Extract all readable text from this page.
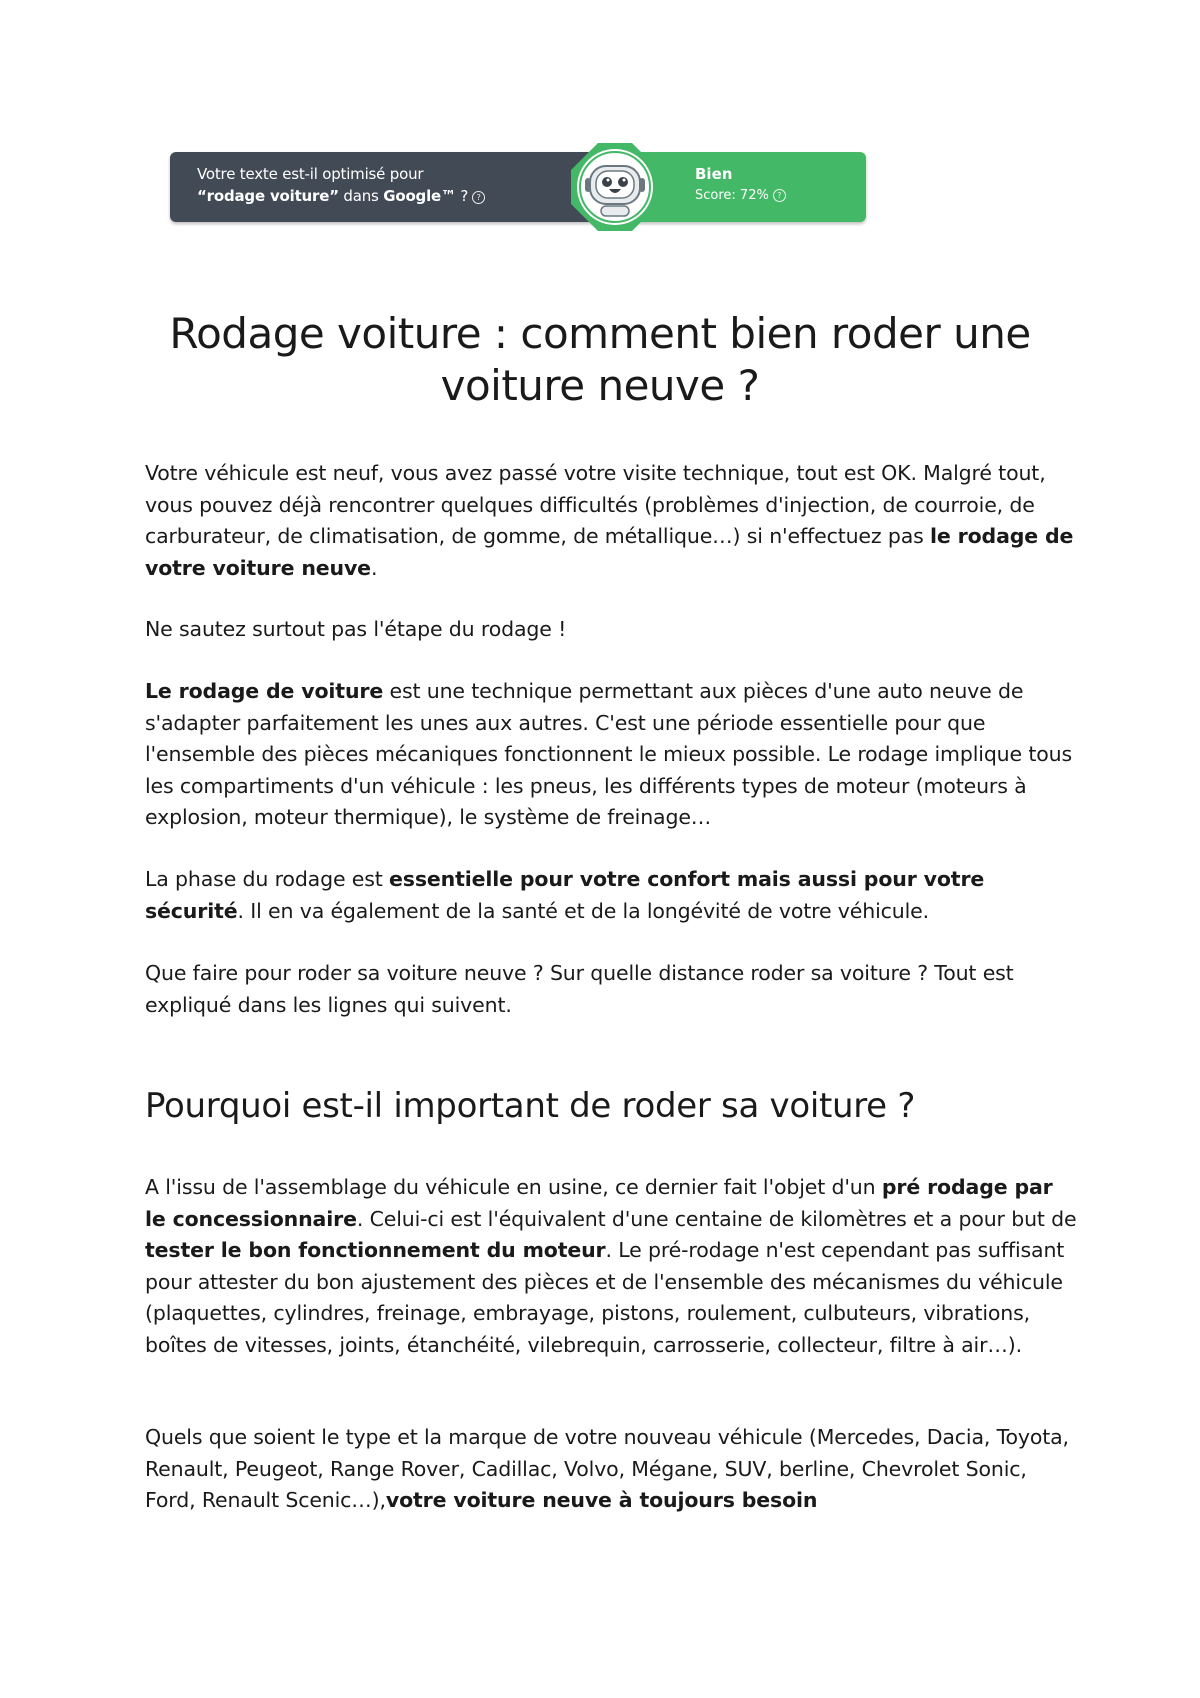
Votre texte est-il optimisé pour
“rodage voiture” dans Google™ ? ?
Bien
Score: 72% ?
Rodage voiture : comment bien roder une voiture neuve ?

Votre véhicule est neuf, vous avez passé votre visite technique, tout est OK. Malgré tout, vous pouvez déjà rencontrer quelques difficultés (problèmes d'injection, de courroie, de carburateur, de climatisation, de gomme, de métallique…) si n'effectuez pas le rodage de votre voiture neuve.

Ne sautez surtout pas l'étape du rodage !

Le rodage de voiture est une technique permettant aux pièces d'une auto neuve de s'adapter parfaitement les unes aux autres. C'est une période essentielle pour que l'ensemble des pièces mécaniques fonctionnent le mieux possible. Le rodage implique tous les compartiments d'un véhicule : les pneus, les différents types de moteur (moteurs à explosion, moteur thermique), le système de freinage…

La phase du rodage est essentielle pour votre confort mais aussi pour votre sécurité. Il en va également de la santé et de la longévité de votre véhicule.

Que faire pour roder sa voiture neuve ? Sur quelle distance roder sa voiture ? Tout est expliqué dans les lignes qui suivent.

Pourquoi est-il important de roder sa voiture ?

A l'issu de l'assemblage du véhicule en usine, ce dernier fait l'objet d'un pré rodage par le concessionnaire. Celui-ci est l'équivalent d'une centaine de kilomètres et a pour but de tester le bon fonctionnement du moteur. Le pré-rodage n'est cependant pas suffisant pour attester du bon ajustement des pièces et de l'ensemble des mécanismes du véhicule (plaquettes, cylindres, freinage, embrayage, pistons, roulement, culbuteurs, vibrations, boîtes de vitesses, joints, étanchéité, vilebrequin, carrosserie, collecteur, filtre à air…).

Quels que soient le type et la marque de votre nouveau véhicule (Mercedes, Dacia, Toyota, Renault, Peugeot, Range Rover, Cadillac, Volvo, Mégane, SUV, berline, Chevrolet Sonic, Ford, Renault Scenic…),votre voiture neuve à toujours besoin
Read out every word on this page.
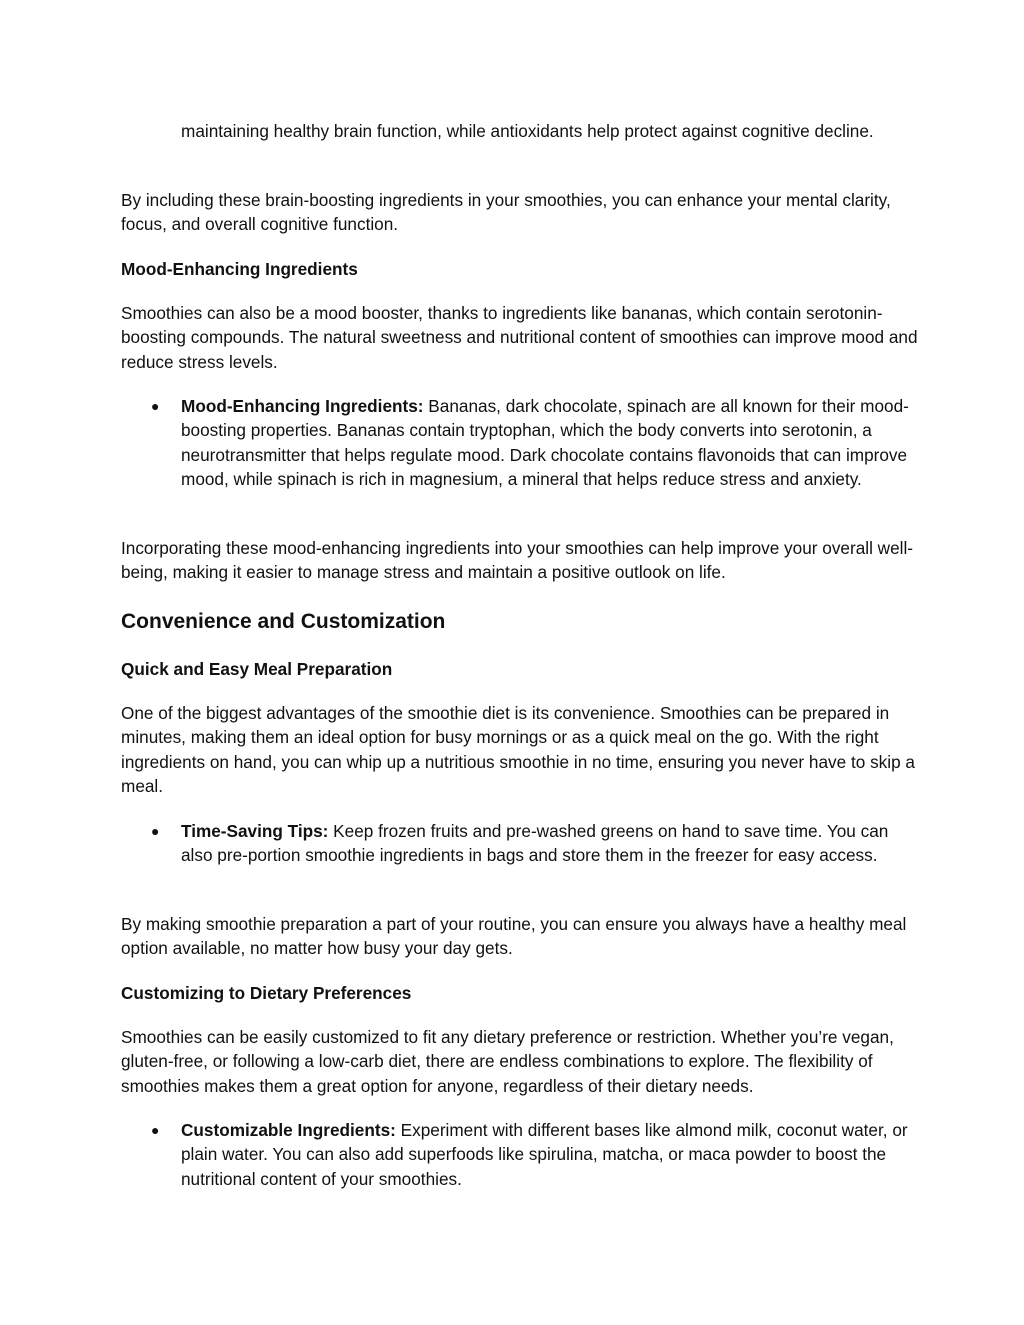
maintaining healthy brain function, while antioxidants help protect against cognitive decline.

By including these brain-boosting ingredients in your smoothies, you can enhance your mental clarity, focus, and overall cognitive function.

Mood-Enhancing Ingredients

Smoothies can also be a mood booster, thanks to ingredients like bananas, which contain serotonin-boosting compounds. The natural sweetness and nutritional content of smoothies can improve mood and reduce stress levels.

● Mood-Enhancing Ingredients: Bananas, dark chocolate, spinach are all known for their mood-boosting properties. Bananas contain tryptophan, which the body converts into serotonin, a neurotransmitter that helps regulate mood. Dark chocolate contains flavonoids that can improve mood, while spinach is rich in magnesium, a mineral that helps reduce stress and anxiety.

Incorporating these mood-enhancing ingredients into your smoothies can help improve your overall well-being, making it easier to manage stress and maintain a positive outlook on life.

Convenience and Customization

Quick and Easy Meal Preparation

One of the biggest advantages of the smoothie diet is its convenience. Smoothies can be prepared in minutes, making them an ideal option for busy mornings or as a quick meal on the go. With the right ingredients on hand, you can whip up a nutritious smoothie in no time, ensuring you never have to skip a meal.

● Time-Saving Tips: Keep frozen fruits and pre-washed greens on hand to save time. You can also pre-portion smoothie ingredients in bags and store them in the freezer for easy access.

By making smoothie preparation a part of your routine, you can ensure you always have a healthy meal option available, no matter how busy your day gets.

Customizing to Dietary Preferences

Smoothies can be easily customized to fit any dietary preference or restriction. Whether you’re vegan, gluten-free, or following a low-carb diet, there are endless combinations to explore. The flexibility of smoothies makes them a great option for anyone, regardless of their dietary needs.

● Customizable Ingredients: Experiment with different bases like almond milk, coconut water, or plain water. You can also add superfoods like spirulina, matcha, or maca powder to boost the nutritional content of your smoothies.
==
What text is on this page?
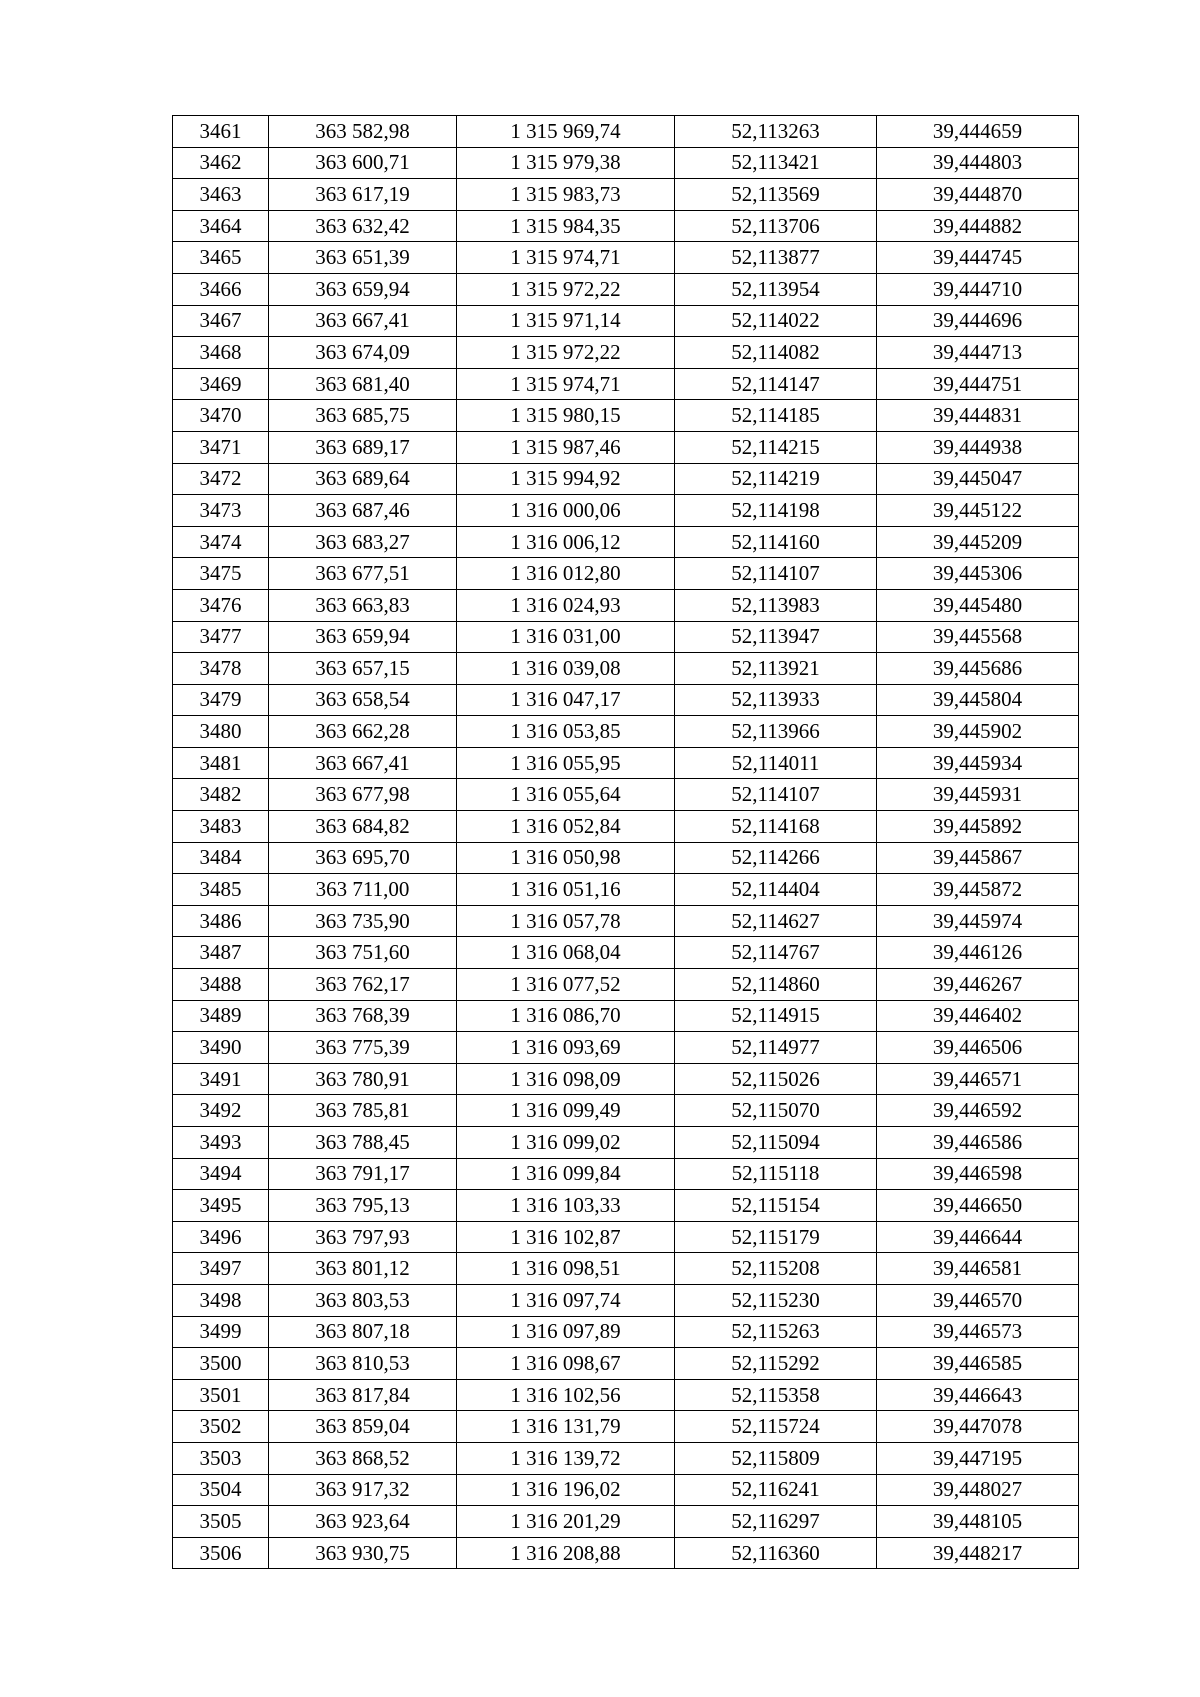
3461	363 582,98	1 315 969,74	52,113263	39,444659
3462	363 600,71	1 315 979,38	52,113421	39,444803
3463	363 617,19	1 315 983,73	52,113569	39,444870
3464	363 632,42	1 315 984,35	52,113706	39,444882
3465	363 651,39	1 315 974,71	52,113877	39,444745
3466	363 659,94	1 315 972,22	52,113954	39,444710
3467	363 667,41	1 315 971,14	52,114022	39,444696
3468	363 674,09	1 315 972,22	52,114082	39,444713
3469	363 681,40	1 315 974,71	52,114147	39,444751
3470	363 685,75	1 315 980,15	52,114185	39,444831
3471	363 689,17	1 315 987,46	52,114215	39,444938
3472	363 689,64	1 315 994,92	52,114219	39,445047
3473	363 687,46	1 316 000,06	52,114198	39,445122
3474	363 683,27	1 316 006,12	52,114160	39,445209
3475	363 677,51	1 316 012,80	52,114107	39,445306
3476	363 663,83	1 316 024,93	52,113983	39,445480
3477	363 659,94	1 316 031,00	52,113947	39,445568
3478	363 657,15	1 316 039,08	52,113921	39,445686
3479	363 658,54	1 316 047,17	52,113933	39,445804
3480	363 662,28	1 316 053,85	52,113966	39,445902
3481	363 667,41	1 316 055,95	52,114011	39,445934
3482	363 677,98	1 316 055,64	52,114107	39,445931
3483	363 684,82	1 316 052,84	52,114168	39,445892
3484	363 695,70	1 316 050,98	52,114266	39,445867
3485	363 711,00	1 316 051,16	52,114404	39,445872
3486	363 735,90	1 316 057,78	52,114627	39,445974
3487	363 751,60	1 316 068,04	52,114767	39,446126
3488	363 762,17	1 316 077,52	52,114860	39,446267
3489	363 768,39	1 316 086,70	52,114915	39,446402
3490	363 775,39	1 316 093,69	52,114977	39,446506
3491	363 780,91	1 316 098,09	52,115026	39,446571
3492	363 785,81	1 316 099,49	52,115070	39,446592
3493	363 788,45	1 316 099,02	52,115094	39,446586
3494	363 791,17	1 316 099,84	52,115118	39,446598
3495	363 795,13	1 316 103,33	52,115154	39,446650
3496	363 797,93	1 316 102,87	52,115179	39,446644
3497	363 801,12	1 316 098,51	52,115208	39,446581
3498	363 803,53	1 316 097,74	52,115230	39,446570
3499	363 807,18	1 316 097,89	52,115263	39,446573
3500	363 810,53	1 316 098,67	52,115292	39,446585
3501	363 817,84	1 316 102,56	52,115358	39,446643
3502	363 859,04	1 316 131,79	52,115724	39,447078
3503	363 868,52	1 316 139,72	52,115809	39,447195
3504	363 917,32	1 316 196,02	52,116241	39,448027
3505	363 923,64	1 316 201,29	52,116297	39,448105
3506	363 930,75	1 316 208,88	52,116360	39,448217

- **Set exercise**
The answer must consist solely of the number of lines in the entries that contain the word "dans".

- **Task result**
2